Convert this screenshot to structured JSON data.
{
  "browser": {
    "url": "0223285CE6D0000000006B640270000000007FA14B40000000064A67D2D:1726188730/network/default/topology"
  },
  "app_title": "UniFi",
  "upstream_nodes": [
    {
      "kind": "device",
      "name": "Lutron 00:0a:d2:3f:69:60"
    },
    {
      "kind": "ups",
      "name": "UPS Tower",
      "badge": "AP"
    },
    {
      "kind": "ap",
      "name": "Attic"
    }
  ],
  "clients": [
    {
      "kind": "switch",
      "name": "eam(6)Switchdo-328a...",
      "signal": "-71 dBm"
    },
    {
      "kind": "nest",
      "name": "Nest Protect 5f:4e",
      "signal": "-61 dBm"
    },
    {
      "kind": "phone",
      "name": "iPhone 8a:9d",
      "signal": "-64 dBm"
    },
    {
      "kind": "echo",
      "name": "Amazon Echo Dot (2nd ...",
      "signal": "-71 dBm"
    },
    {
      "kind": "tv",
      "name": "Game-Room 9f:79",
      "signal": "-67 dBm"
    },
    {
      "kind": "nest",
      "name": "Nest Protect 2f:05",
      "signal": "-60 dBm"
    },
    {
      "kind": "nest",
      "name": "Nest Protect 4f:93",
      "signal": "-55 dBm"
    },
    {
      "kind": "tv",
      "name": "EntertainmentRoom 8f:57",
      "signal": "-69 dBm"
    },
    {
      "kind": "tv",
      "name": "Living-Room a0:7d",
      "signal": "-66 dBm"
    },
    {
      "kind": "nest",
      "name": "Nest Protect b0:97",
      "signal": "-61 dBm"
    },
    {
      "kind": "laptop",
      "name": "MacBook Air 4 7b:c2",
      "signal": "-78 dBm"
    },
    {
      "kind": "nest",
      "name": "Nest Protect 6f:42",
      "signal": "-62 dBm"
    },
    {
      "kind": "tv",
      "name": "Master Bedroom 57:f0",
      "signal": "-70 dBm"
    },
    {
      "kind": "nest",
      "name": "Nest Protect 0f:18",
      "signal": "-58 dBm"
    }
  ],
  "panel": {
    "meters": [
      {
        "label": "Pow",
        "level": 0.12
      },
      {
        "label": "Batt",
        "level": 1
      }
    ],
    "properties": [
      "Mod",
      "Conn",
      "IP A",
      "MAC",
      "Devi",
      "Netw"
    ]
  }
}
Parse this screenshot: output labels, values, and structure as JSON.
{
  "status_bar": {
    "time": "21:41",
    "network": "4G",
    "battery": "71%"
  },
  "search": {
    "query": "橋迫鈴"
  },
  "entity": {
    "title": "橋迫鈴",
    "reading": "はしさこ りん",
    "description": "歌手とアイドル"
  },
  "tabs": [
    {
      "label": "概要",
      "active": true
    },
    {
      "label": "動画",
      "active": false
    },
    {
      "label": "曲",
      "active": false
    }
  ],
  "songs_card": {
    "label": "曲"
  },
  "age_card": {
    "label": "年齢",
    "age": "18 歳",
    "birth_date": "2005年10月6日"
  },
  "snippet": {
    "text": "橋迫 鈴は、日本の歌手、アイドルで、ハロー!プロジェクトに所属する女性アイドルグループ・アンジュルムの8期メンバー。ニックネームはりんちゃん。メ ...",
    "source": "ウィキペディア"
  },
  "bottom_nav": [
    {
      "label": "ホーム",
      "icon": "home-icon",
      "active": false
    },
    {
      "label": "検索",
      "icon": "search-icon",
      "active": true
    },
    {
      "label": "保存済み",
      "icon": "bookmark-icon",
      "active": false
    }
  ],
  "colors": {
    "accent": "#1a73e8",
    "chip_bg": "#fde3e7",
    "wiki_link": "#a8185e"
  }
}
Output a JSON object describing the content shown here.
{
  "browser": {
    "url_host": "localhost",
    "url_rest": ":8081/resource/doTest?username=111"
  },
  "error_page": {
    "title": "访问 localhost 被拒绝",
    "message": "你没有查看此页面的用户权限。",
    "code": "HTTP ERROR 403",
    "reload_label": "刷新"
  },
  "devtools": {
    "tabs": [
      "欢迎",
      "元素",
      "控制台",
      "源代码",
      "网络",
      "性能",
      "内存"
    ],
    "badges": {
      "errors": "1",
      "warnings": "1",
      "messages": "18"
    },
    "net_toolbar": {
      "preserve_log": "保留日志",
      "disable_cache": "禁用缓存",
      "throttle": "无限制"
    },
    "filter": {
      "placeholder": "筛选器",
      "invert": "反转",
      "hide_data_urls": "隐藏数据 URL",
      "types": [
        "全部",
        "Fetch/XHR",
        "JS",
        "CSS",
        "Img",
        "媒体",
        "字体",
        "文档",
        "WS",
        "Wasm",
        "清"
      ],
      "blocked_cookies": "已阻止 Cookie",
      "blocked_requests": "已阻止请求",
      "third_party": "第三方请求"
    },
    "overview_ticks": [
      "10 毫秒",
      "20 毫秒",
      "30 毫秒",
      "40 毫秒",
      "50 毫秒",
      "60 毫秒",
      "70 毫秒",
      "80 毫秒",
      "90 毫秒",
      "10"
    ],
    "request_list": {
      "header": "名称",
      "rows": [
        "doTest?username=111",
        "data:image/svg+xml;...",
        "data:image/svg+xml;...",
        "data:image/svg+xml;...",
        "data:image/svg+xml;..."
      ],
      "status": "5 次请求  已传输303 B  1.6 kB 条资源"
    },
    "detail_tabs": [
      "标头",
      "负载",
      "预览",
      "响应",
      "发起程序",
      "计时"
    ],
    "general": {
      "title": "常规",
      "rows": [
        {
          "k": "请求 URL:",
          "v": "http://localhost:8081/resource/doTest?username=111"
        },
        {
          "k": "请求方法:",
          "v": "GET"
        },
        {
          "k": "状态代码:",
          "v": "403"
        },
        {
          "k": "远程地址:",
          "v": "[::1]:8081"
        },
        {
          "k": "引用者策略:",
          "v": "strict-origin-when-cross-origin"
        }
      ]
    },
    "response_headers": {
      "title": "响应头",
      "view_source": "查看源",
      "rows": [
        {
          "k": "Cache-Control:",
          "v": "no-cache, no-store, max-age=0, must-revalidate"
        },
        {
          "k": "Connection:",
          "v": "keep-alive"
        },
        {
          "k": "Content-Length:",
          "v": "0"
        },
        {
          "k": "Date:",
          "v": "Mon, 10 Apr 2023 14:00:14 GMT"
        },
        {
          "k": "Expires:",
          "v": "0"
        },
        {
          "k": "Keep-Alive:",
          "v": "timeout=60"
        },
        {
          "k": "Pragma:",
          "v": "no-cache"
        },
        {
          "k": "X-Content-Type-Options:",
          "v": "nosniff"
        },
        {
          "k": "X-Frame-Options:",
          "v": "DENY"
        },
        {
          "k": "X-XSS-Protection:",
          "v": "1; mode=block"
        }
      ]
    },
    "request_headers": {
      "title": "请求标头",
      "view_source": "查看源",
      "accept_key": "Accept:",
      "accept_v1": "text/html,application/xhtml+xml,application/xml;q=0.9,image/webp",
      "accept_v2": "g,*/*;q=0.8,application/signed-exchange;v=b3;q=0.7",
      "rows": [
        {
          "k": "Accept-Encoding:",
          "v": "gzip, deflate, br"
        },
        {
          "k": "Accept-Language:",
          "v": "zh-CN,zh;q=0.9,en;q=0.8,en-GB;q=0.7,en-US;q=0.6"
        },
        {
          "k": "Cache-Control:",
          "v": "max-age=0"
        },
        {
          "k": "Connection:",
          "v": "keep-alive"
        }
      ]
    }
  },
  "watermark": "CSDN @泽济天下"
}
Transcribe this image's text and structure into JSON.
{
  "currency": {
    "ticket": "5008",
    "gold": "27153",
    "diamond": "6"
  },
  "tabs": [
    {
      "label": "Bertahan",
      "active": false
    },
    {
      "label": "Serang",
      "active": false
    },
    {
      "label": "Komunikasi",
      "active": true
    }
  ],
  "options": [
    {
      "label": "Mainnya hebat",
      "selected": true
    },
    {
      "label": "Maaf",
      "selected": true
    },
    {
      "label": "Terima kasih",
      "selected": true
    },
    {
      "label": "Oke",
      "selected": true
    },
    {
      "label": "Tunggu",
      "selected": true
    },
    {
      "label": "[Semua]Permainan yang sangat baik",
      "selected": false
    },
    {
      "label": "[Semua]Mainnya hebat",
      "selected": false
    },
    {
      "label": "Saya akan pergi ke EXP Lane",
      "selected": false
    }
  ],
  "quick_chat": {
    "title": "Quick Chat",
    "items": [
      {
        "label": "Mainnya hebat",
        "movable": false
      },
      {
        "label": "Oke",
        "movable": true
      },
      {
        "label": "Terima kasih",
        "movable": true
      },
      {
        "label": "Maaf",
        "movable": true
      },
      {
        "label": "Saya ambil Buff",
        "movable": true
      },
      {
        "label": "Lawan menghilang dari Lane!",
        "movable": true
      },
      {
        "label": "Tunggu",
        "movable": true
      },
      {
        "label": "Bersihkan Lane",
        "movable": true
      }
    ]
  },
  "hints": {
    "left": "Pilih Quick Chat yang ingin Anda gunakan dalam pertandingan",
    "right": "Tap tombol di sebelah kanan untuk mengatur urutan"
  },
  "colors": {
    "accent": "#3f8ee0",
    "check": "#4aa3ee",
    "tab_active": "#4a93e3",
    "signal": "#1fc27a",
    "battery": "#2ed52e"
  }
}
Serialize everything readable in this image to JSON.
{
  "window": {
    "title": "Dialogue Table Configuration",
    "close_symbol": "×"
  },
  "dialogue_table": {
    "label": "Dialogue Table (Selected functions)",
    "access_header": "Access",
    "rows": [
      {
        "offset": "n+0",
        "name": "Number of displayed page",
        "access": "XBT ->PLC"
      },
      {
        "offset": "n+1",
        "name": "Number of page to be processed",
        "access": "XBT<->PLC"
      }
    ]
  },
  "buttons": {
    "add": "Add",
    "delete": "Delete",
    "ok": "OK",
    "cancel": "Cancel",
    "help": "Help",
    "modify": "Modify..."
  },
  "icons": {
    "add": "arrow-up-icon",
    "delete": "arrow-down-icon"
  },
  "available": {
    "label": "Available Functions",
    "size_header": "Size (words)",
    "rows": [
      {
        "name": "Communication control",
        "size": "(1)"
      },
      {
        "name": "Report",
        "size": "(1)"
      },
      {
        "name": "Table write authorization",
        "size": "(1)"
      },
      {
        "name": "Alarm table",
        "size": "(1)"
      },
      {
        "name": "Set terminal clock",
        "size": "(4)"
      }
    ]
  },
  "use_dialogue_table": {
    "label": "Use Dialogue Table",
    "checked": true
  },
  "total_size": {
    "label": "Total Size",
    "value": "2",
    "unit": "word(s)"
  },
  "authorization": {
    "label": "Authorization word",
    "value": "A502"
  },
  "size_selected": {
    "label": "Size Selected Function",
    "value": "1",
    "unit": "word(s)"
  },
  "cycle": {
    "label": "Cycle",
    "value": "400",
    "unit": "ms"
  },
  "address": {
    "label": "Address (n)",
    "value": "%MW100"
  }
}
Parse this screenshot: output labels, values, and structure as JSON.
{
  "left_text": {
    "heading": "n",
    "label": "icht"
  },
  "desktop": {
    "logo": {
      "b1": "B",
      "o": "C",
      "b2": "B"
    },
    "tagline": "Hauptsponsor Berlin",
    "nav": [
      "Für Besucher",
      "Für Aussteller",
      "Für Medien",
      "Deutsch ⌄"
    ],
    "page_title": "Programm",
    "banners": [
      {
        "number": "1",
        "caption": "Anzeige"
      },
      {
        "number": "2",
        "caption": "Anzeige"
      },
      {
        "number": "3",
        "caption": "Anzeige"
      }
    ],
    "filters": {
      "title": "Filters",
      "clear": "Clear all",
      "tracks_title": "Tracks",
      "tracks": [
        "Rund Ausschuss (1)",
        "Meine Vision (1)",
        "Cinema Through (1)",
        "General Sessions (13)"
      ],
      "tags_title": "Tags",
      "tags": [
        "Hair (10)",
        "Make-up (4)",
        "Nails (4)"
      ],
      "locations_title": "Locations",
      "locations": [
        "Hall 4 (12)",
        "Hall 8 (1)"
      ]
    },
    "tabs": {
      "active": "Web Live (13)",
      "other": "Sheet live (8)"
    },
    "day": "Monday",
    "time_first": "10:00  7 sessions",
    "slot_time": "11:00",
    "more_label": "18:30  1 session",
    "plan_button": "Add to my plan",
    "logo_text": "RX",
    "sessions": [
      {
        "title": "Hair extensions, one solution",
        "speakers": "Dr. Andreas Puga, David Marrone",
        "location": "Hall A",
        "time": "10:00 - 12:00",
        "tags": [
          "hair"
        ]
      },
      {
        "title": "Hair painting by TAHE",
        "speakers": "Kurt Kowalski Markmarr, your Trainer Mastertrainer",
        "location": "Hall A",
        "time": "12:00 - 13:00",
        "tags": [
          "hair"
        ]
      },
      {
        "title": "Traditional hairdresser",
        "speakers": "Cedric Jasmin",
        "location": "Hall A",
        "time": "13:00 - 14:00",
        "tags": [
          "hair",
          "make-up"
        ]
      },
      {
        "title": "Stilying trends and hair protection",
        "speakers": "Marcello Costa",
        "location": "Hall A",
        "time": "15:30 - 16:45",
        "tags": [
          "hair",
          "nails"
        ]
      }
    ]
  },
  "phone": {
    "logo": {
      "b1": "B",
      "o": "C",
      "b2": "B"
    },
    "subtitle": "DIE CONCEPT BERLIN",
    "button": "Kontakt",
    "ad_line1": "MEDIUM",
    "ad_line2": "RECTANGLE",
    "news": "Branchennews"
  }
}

» **DIRECTIONS FOR THIS TASK**
Identify the lines that contain the string "doTest", and copy every one of them.

» **OUTPUT FOR THIS EXERCISE**
    "url_rest": ":8081/resource/doTest?username=111"
        "doTest?username=111",
          "v": "http://localhost:8081/resource/doTest?username=111"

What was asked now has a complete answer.